**EXERCISE DIRECTIONS:** Check each line of the material below for "lower". Report how many have it, with no other words.

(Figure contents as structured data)

+--

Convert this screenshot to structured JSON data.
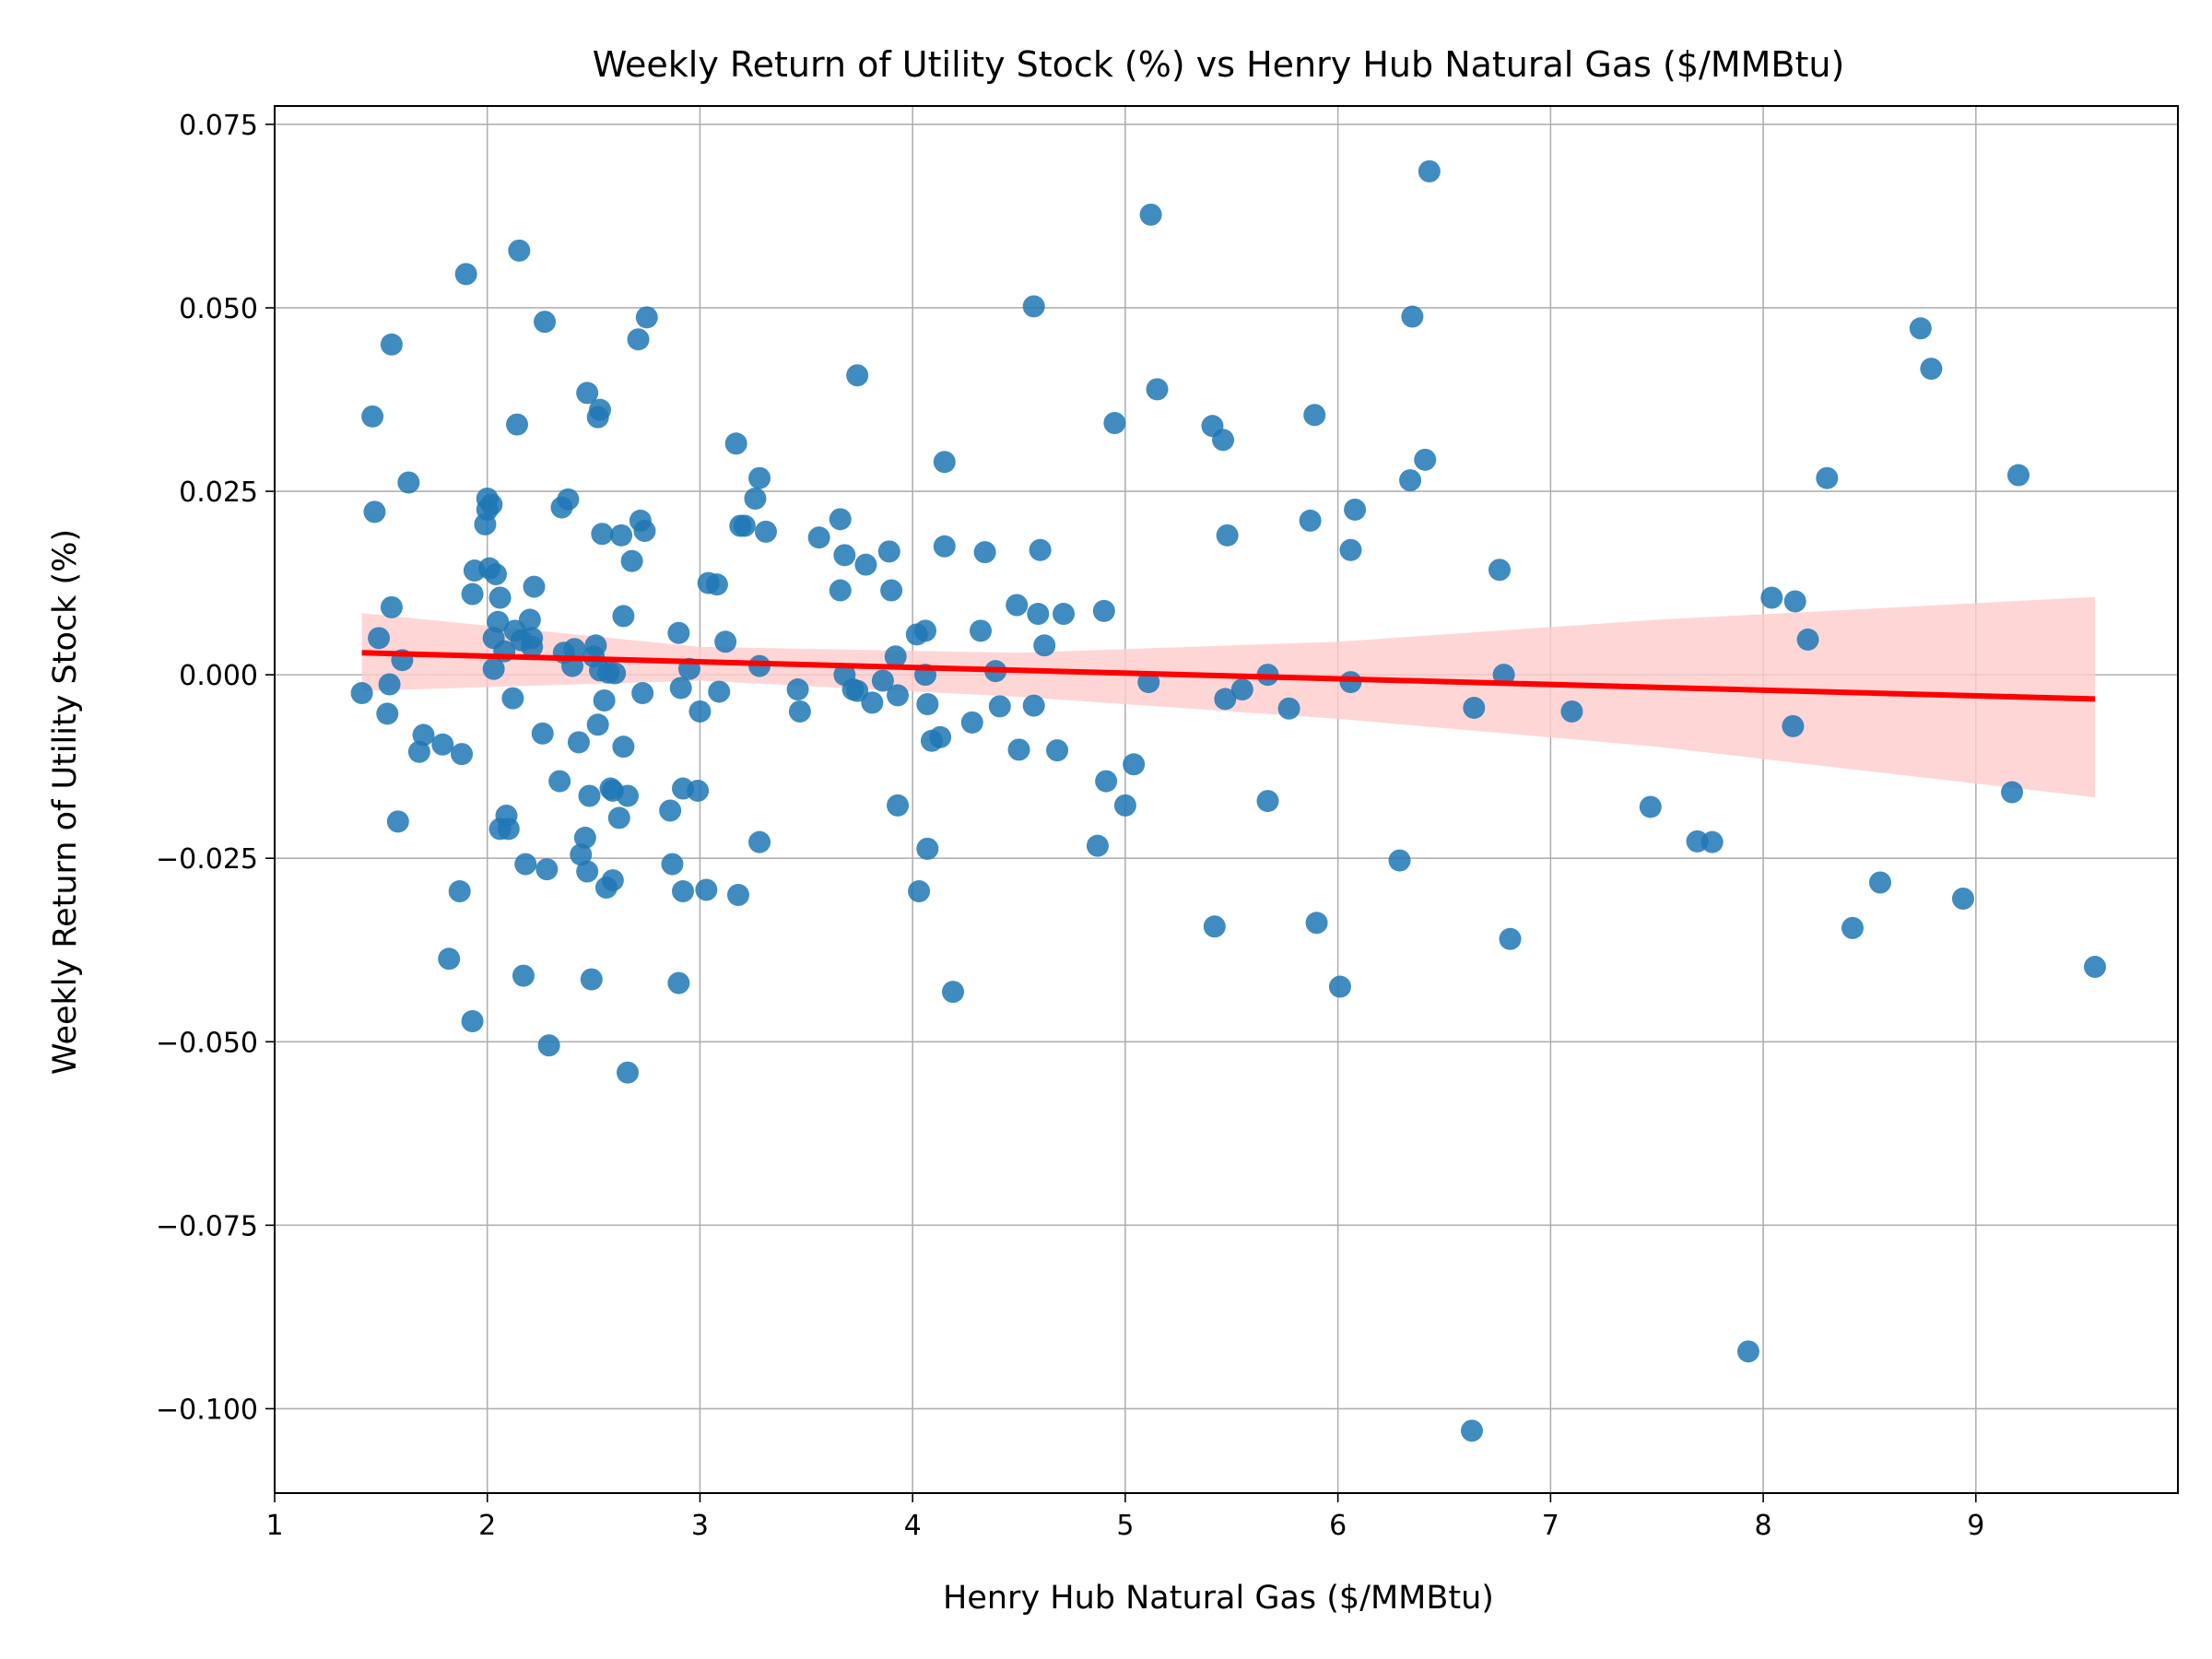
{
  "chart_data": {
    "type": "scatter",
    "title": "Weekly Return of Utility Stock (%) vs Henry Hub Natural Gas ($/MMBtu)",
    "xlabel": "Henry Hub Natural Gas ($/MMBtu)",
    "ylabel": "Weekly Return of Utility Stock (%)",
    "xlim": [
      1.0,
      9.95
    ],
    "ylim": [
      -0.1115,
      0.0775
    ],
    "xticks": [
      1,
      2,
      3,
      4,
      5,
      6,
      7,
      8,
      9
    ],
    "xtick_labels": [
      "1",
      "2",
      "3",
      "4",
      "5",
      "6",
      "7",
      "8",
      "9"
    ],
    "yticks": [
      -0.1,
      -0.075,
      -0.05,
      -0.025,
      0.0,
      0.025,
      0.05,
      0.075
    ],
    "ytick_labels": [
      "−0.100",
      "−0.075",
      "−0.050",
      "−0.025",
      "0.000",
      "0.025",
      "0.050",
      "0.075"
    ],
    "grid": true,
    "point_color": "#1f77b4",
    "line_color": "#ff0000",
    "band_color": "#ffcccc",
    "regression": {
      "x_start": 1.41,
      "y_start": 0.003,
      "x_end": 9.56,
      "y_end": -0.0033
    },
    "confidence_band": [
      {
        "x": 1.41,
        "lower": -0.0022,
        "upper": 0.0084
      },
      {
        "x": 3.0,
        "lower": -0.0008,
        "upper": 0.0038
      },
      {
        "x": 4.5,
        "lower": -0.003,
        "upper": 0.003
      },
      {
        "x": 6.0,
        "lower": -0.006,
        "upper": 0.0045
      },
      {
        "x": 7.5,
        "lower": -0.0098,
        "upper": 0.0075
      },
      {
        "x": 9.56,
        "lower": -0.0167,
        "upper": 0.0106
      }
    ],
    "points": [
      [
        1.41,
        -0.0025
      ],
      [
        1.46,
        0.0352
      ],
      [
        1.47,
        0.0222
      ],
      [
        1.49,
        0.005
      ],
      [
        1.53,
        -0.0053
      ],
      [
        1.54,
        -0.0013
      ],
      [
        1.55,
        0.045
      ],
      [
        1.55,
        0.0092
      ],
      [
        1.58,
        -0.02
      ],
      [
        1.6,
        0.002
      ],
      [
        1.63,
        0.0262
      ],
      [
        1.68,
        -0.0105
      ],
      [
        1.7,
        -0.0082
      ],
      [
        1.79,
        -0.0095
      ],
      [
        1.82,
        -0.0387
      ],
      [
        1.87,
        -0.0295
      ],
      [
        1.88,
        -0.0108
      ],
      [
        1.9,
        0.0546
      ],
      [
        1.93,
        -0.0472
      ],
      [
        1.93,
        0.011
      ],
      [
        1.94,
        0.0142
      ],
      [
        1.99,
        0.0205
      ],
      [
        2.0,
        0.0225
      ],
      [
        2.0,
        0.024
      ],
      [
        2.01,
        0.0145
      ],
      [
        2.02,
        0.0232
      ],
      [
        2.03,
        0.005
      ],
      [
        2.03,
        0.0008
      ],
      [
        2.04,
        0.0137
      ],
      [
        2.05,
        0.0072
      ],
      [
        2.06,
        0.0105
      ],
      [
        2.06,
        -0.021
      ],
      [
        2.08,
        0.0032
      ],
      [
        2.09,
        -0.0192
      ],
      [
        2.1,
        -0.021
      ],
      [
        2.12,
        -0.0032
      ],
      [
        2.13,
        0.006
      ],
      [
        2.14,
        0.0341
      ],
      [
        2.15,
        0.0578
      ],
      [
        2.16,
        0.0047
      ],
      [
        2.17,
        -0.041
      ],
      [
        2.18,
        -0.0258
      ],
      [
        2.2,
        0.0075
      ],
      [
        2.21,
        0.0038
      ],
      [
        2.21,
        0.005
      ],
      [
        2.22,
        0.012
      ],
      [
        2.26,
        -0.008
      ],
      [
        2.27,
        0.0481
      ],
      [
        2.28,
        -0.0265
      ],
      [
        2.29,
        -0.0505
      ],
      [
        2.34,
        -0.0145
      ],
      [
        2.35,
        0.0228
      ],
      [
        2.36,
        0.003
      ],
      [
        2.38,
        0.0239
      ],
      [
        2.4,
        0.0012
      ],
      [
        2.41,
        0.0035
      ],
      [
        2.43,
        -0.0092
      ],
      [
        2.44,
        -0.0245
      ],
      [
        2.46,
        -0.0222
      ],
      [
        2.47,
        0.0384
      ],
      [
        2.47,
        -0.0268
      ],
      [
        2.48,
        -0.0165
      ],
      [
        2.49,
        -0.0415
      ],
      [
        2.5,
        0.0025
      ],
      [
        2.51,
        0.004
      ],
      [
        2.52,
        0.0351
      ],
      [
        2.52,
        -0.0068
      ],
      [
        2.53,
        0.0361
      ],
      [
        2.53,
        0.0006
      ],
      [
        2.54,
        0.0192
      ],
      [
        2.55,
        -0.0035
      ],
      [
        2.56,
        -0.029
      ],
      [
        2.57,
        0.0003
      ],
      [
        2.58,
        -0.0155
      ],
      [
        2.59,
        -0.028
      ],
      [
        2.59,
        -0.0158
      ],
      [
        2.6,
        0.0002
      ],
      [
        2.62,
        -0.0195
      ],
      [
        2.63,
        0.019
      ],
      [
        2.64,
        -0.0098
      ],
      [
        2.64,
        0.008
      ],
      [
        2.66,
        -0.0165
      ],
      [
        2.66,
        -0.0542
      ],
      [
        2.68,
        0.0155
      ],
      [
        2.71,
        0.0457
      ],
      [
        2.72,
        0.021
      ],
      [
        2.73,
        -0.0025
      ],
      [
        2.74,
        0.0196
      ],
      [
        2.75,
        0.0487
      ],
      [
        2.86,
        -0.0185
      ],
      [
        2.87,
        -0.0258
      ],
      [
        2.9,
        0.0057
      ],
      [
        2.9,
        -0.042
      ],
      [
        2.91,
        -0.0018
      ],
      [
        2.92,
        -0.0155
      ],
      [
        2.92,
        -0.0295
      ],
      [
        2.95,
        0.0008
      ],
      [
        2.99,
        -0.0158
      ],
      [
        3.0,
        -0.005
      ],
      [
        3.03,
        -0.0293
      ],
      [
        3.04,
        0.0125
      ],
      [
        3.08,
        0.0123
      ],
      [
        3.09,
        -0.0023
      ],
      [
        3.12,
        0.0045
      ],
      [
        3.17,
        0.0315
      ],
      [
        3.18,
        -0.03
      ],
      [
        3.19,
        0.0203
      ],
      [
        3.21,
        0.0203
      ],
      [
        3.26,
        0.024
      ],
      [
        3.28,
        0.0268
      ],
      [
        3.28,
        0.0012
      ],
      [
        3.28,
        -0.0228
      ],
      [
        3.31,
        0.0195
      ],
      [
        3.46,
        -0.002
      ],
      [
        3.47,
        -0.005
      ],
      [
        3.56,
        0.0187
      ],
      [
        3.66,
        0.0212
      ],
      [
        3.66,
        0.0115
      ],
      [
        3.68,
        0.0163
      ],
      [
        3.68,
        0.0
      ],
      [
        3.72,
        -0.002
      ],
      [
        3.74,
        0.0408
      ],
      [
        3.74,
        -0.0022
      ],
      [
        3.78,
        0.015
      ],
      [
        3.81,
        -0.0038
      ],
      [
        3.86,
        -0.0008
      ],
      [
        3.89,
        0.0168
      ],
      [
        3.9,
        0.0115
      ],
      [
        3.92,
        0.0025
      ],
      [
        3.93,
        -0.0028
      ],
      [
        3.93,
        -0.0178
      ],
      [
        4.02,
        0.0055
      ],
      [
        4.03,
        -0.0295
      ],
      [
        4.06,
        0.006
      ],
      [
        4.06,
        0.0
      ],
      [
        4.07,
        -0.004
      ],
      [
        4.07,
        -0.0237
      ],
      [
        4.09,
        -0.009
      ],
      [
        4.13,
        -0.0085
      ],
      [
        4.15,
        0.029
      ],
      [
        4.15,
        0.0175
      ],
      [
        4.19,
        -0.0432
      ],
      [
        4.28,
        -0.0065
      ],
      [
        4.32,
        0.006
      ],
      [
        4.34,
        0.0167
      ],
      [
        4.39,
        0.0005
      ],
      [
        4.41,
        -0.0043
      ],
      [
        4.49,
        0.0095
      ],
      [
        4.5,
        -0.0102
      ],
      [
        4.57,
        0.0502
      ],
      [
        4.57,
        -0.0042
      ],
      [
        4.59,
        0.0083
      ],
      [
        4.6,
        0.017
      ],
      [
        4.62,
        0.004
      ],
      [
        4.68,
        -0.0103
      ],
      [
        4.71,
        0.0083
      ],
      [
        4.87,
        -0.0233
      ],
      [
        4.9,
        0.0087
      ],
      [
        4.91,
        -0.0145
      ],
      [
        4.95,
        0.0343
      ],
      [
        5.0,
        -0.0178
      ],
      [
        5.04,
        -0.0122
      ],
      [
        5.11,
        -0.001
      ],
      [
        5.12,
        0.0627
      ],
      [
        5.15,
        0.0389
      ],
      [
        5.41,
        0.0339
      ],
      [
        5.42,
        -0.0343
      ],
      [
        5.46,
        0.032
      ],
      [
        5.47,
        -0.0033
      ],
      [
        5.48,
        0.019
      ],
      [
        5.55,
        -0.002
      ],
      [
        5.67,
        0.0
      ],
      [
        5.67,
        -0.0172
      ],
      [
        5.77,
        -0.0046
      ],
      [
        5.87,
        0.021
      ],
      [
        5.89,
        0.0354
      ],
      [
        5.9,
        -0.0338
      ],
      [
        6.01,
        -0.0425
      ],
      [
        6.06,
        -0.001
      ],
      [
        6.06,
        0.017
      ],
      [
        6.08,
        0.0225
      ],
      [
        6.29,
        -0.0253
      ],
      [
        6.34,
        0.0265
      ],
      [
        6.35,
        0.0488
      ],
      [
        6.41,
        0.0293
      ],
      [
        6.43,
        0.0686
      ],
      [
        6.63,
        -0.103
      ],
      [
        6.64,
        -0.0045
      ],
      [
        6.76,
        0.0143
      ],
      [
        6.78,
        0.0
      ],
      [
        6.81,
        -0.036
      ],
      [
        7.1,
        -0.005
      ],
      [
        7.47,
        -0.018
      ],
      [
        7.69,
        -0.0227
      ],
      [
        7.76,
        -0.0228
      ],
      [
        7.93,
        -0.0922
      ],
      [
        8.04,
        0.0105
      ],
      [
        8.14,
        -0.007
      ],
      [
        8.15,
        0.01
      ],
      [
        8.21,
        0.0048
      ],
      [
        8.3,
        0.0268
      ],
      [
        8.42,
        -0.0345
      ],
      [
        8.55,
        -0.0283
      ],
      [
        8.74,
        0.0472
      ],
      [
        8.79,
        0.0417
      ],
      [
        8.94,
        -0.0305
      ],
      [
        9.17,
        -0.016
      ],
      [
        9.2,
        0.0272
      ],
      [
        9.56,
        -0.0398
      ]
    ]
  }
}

+--

**RESULT BELOW:** 6